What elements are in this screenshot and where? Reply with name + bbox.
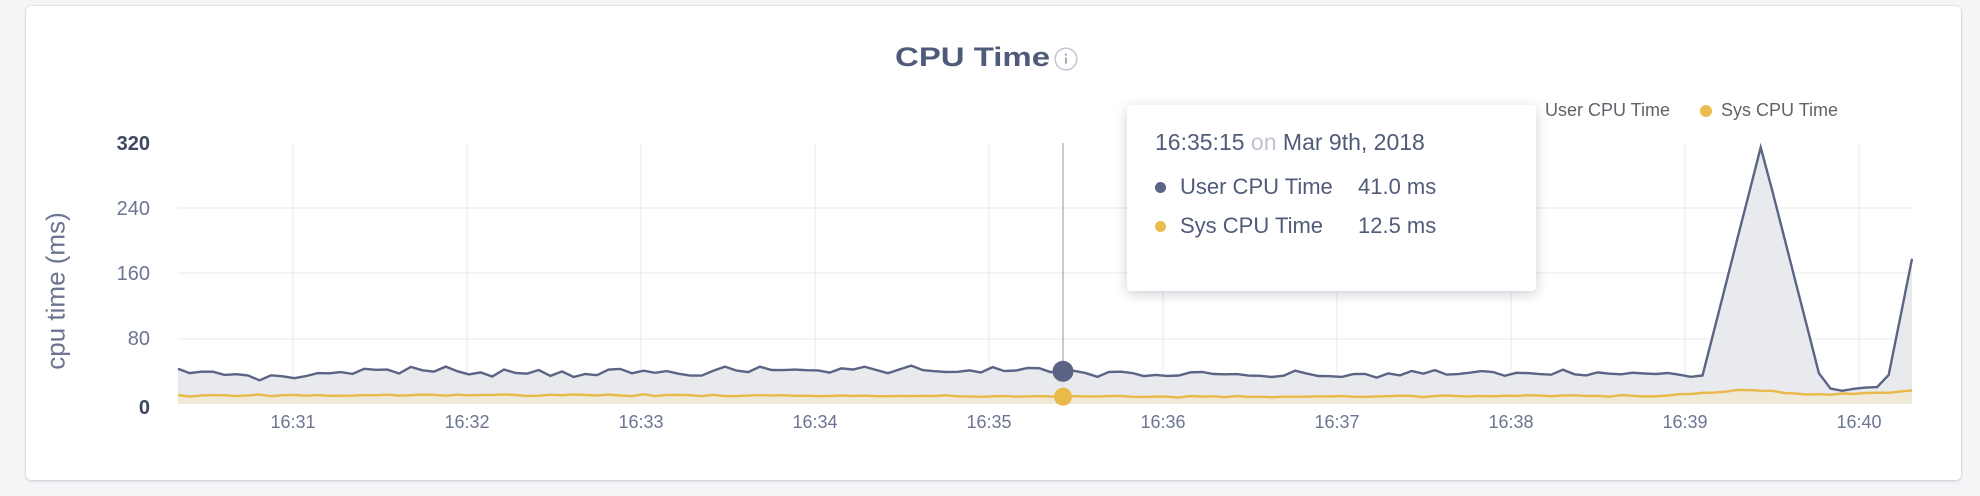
svg-text:16:32: 16:32 xyxy=(444,412,489,432)
svg-text:240: 240 xyxy=(117,198,150,220)
svg-text:16:33: 16:33 xyxy=(618,412,663,432)
svg-text:16:40: 16:40 xyxy=(1836,412,1881,432)
svg-text:16:34: 16:34 xyxy=(792,412,837,432)
svg-text:160: 160 xyxy=(117,263,150,285)
svg-text:16:38: 16:38 xyxy=(1488,412,1533,432)
svg-text:16:36: 16:36 xyxy=(1140,412,1185,432)
svg-text:0: 0 xyxy=(139,397,150,419)
svg-text:16:31: 16:31 xyxy=(270,412,315,432)
svg-text:16:39: 16:39 xyxy=(1662,412,1707,432)
svg-text:80: 80 xyxy=(128,328,150,350)
svg-text:16:35: 16:35 xyxy=(966,412,1011,432)
svg-text:320: 320 xyxy=(117,133,150,155)
svg-text:16:37: 16:37 xyxy=(1314,412,1359,432)
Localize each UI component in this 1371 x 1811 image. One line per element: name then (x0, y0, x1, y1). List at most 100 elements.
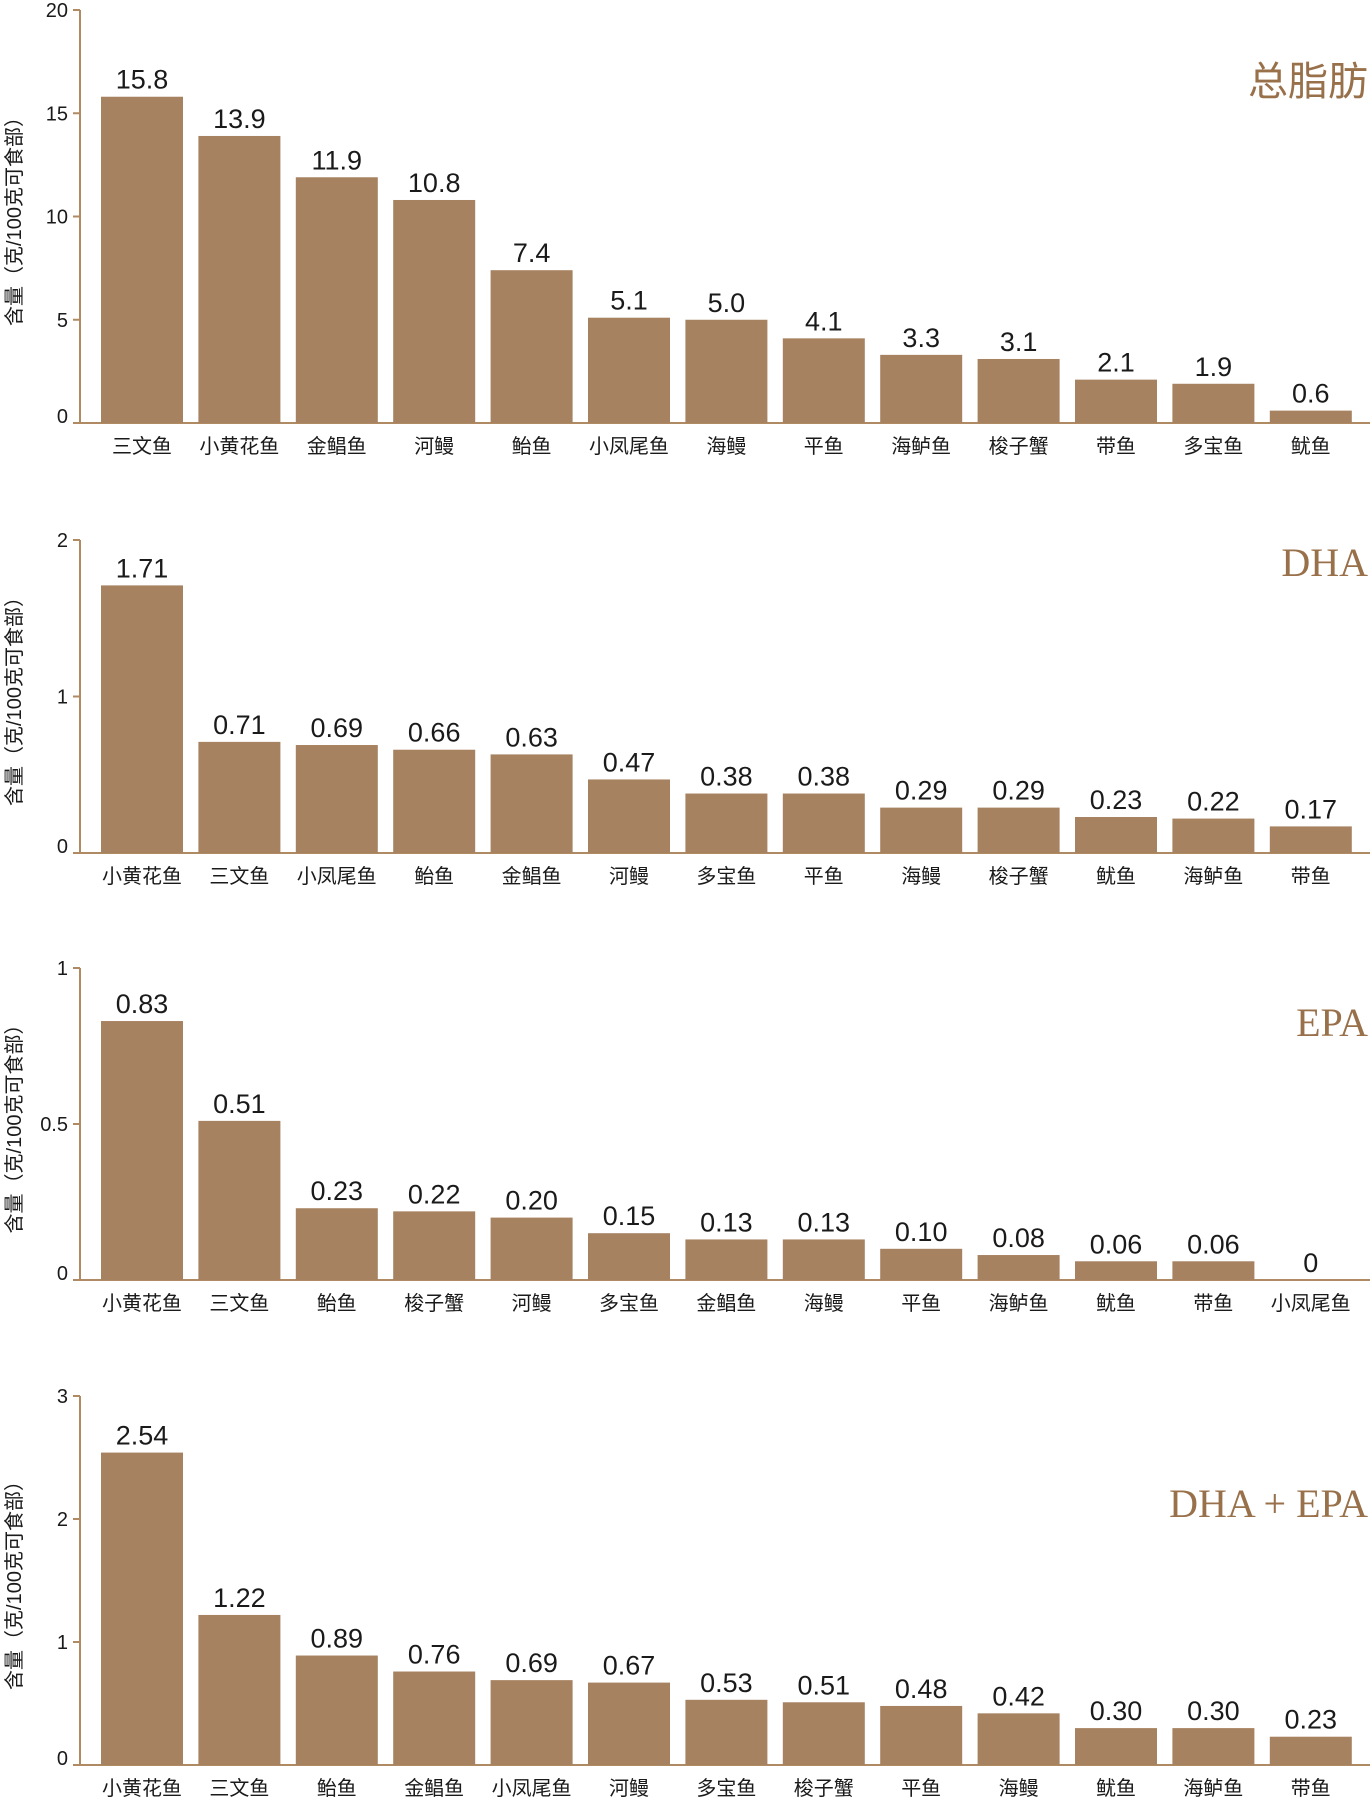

**Task prompt**
Format all of the data above as a Markdown table with two columns, Number and Content, putting each non-blank line in its own numbered row and leaving out the pictures.

**Answer to the problem**
| Number | Content |
|---|---|
| 1 | What elements are in this screenshot and where? Reply with name + bbox. |
| 2 | svg-text:16:32: 16:32 xyxy=(444,412,489,432) |
| 3 | svg-text:240: 240 xyxy=(117,198,150,220) |
| 4 | svg-text:16:33: 16:33 xyxy=(618,412,663,432) |
| 5 | svg-text:16:40: 16:40 xyxy=(1836,412,1881,432) |
| 6 | svg-text:16:34: 16:34 xyxy=(792,412,837,432) |
| 7 | svg-text:160: 160 xyxy=(117,263,150,285) |
| 8 | svg-text:16:38: 16:38 xyxy=(1488,412,1533,432) |
| 9 | svg-text:16:36: 16:36 xyxy=(1140,412,1185,432) |
| 10 | svg-text:0: 0 xyxy=(139,397,150,419) |
| 11 | svg-text:16:31: 16:31 xyxy=(270,412,315,432) |
| 12 | svg-text:16:39: 16:39 xyxy=(1662,412,1707,432) |
| 13 | svg-text:80: 80 xyxy=(128,328,150,350) |
| 14 | svg-text:16:35: 16:35 xyxy=(966,412,1011,432) |
| 15 | svg-text:320: 320 xyxy=(117,133,150,155) |
| 16 | svg-text:16:37: 16:37 xyxy=(1314,412,1359,432) |
| 17 | Localize each UI component in this 1371 x 1811 image. One line per element: name then (x0, y0, x1, y1). List at most 100 elements. |